Saved entries:
+ + + + + + +

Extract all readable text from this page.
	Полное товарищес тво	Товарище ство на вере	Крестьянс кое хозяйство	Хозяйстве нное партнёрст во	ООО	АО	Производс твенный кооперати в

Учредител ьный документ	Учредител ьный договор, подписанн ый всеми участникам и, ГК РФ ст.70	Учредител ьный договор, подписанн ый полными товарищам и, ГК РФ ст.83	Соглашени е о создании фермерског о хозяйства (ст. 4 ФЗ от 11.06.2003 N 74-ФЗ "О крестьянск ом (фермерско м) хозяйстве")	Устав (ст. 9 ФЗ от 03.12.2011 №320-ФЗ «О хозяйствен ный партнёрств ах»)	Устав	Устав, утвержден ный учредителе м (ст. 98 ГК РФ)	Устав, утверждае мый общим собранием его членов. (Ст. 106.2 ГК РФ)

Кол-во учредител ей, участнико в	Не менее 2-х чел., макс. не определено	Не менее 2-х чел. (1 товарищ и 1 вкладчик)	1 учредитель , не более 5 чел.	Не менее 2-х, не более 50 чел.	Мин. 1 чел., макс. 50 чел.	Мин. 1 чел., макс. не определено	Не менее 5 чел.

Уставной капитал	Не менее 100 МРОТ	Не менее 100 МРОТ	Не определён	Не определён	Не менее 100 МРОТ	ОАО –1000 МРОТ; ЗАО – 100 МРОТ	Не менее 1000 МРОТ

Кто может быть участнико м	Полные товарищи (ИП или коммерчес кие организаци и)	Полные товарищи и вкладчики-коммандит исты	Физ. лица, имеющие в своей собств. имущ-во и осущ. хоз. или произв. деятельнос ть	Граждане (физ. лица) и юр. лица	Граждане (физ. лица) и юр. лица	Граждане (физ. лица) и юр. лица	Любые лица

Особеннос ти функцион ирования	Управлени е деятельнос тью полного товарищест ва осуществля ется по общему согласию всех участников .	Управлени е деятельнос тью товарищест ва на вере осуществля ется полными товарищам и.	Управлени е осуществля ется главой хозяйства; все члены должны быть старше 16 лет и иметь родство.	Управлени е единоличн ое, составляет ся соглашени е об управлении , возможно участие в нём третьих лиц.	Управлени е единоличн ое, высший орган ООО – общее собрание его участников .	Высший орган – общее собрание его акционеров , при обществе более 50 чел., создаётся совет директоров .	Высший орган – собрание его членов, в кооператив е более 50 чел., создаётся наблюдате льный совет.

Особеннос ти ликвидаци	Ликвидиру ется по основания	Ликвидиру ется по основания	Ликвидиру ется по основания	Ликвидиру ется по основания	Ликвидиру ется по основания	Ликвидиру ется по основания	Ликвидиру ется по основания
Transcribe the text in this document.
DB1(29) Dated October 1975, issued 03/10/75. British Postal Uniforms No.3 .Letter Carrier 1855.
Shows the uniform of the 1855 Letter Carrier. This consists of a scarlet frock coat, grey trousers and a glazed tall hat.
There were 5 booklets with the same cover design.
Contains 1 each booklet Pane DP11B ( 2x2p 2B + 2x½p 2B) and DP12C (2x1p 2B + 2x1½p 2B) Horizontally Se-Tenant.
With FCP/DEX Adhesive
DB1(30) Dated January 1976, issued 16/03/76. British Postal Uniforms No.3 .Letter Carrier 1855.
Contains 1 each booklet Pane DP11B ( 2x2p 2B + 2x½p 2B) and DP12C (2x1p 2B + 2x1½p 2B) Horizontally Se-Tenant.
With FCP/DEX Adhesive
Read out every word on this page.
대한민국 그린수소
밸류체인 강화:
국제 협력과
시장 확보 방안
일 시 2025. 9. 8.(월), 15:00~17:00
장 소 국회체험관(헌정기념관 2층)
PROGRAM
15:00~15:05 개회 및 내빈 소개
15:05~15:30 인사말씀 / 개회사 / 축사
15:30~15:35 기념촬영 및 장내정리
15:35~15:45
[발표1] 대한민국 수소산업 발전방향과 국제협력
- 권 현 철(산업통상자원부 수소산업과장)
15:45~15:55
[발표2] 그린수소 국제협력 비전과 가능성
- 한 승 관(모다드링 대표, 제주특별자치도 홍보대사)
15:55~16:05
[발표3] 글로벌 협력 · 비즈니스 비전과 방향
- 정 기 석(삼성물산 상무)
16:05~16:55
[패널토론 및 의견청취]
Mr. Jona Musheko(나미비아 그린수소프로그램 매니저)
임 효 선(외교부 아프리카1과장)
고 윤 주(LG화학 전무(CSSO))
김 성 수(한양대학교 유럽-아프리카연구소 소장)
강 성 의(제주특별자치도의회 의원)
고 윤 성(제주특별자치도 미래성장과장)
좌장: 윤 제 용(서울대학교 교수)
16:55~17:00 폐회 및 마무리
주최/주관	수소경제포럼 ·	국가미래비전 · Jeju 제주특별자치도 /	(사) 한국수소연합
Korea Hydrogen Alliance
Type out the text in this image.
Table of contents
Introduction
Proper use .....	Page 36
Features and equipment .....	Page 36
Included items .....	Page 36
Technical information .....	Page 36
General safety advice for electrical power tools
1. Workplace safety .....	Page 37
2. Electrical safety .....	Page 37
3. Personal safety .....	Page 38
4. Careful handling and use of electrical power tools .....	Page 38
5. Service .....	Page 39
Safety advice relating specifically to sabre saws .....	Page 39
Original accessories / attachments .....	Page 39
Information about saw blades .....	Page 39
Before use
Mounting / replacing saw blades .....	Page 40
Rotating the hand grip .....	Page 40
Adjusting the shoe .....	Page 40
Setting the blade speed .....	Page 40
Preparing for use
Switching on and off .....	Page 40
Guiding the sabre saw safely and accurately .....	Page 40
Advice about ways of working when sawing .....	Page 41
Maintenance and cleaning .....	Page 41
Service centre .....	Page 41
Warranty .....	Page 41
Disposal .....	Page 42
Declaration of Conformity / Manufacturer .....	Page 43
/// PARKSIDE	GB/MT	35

+ + + + + + +

▸ **The task**
Identify the lines that contain the string "хозяйства", and copy every one of them.

▸ **Answer for the task**
Учредител ьный документ	Учредител ьный договор, подписанн ый всеми участникам и, ГК РФ ст.70	Учредител ьный договор, подписанн ый полными товарищам и, ГК РФ ст.83	Соглашени е о создании фермерског о хозяйства (ст. 4 ФЗ от 11.06.2003 N 74-ФЗ "О крестьянск ом (фермерско м) хозяйстве")	Устав (ст. 9 ФЗ от 03.12.2011 №320-ФЗ «О хозяйствен ный партнёрств ах»)	Устав	Устав, утвержден ный учредителе м (ст. 98 ГК РФ)	Устав, утверждае мый общим собранием его членов. (Ст. 106.2 ГК РФ)
Особеннос ти функцион ирования	Управлени е деятельнос тью полного товарищест ва осуществля ется по общему согласию всех участников .	Управлени е деятельнос тью товарищест ва на вере осуществля ется полными товарищам и.	Управлени е осуществля ется главой хозяйства; все члены должны быть старше 16 лет и иметь родство.	Управлени е единоличн ое, составляет ся соглашени е об управлении , возможно участие в нём третьих лиц.	Управлени е единоличн ое, высший орган ООО – общее собрание его участников .	Высший орган – общее собрание его акционеров , при обществе более 50 чел., создаётся совет директоров .	Высший орган – собрание его членов, в кооператив е более 50 чел., создаётся наблюдате льный совет.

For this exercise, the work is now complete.